Dataset entries:
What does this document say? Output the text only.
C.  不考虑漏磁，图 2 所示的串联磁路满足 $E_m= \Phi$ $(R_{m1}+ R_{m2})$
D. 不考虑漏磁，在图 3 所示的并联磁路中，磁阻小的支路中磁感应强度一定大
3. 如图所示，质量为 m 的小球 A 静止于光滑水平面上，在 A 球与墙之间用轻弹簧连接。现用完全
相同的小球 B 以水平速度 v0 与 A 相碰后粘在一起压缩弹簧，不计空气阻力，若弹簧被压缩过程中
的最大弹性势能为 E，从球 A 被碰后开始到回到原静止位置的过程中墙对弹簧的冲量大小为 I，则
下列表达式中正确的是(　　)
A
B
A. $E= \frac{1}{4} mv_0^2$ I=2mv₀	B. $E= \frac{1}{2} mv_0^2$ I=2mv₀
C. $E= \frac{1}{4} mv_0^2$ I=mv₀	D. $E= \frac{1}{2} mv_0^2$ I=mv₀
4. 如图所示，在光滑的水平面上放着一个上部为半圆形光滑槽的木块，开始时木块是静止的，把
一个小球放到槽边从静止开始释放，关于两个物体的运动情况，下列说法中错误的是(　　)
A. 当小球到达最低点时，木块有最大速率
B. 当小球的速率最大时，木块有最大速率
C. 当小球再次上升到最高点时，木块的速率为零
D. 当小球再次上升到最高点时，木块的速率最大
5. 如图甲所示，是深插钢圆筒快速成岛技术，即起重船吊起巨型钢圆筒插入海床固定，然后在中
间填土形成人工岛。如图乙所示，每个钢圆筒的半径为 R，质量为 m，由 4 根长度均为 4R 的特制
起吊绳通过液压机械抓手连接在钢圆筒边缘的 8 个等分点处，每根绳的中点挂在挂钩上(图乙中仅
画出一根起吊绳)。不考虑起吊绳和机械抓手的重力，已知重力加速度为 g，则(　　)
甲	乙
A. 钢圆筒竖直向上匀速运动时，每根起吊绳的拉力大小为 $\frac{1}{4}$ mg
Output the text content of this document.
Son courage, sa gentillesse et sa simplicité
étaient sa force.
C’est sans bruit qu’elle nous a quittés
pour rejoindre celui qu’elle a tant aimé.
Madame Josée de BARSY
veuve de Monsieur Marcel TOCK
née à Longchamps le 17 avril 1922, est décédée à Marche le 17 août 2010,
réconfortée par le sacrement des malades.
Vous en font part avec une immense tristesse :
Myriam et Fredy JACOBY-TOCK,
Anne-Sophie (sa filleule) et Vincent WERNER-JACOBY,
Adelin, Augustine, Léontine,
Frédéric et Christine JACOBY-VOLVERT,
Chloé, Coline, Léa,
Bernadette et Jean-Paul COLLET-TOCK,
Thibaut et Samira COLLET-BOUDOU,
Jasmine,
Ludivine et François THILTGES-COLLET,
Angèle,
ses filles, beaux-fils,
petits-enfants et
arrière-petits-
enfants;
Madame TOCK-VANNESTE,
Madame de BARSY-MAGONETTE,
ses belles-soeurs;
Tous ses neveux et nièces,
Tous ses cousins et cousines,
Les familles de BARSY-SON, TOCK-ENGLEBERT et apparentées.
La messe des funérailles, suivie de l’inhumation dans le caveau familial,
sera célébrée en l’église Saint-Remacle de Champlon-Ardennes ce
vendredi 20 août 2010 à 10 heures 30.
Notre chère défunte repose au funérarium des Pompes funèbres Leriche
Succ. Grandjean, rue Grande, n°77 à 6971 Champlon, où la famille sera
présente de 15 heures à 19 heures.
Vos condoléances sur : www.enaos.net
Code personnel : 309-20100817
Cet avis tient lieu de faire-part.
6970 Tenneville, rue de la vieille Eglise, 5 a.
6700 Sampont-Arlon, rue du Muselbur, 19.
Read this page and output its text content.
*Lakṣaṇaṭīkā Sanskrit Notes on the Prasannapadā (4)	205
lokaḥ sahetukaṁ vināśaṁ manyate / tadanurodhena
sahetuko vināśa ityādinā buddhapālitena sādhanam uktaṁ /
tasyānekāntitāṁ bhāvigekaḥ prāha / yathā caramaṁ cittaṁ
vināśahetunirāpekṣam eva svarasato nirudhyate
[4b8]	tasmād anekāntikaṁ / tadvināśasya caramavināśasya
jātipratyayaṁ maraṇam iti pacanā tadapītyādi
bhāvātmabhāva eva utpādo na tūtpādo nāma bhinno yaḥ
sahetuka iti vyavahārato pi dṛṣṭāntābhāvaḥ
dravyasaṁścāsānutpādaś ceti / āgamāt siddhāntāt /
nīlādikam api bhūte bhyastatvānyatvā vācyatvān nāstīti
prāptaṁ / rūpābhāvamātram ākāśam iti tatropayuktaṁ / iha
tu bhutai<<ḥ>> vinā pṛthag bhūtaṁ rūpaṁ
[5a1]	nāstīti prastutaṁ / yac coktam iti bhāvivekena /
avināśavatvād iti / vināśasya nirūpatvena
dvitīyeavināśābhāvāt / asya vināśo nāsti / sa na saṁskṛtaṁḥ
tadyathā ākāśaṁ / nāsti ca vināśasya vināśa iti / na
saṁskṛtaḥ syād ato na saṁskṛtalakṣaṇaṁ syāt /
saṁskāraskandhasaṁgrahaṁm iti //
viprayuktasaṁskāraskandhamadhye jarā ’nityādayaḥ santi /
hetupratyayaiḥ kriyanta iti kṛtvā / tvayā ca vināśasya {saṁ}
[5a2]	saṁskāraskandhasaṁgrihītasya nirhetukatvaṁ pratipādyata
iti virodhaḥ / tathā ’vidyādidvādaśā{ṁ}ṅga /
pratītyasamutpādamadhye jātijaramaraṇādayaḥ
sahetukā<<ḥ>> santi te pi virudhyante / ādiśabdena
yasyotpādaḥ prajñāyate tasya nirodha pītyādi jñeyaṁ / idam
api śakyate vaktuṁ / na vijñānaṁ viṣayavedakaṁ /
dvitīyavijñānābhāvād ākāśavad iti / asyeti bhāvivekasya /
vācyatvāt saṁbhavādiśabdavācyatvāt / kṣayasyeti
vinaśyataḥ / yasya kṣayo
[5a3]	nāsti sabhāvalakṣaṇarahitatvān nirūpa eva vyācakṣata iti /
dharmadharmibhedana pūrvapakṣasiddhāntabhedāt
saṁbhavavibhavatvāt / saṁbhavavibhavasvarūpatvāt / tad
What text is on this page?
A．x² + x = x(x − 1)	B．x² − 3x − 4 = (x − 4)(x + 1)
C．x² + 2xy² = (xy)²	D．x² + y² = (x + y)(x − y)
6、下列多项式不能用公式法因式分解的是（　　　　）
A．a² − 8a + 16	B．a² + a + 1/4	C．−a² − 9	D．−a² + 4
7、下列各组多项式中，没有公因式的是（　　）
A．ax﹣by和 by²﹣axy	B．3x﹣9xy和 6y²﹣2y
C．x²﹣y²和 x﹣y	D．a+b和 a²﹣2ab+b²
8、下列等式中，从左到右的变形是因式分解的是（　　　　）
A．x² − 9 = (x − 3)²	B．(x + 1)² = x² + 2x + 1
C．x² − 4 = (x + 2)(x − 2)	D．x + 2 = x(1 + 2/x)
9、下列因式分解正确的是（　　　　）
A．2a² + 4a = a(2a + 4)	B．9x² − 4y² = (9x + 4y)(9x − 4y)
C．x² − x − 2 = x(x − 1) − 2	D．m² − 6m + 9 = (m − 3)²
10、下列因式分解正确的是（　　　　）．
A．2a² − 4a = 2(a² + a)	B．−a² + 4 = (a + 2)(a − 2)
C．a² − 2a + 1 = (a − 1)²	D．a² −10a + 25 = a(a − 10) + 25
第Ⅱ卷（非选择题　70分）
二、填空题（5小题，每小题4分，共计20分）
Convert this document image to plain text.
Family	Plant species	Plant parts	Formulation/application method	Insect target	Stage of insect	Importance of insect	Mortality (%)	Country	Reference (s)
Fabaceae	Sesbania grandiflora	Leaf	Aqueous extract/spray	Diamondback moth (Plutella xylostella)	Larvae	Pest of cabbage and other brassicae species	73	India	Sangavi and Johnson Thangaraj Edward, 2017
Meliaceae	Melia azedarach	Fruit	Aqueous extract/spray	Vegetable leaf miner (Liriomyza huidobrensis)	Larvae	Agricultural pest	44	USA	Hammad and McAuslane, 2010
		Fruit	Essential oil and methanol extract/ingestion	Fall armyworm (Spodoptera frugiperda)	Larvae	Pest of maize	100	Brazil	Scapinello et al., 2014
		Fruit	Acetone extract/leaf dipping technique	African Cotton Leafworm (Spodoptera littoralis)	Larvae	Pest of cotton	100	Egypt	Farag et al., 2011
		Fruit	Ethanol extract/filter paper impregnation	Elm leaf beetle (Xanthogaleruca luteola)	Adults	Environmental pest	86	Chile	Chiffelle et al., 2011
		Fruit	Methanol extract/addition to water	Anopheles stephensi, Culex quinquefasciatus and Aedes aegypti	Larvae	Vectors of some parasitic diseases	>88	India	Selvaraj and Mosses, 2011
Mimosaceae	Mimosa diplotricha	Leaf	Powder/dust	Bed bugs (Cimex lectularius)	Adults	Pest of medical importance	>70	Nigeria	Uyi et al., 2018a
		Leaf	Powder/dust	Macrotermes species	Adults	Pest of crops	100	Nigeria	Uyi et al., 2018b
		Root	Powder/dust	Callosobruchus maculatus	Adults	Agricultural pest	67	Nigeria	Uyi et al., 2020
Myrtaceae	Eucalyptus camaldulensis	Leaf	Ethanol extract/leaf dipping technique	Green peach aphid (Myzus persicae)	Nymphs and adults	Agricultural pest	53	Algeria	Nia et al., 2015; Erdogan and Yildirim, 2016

**CHALLENGE**
Only the lines from the one containing "Convert this document image to plain text." to the end of the listing belong in the output, each reproduced exactly.

**FINAL RESULT**
Convert this document image to plain text.
Family	Plant species	Plant parts	Formulation/application method	Insect target	Stage of insect	Importance of insect	Mortality (%)	Country	Reference (s)
Fabaceae	Sesbania grandiflora	Leaf	Aqueous extract/spray	Diamondback moth (Plutella xylostella)	Larvae	Pest of cabbage and other brassicae species	73	India	Sangavi and Johnson Thangaraj Edward, 2017
Meliaceae	Melia azedarach	Fruit	Aqueous extract/spray	Vegetable leaf miner (Liriomyza huidobrensis)	Larvae	Agricultural pest	44	USA	Hammad and McAuslane, 2010
		Fruit	Essential oil and methanol extract/ingestion	Fall armyworm (Spodoptera frugiperda)	Larvae	Pest of maize	100	Brazil	Scapinello et al., 2014
		Fruit	Acetone extract/leaf dipping technique	African Cotton Leafworm (Spodoptera littoralis)	Larvae	Pest of cotton	100	Egypt	Farag et al., 2011
		Fruit	Ethanol extract/filter paper impregnation	Elm leaf beetle (Xanthogaleruca luteola)	Adults	Environmental pest	86	Chile	Chiffelle et al., 2011
		Fruit	Methanol extract/addition to water	Anopheles stephensi, Culex quinquefasciatus and Aedes aegypti	Larvae	Vectors of some parasitic diseases	>88	India	Selvaraj and Mosses, 2011
Mimosaceae	Mimosa diplotricha	Leaf	Powder/dust	Bed bugs (Cimex lectularius)	Adults	Pest of medical importance	>70	Nigeria	Uyi et al., 2018a
		Leaf	Powder/dust	Macrotermes species	Adults	Pest of crops	100	Nigeria	Uyi et al., 2018b
		Root	Powder/dust	Callosobruchus maculatus	Adults	Agricultural pest	67	Nigeria	Uyi et al., 2020
Myrtaceae	Eucalyptus camaldulensis	Leaf	Ethanol extract/leaf dipping technique	Green peach aphid (Myzus persicae)	Nymphs and adults	Agricultural pest	53	Algeria	Nia et al., 2015; Erdogan and Yildirim, 2016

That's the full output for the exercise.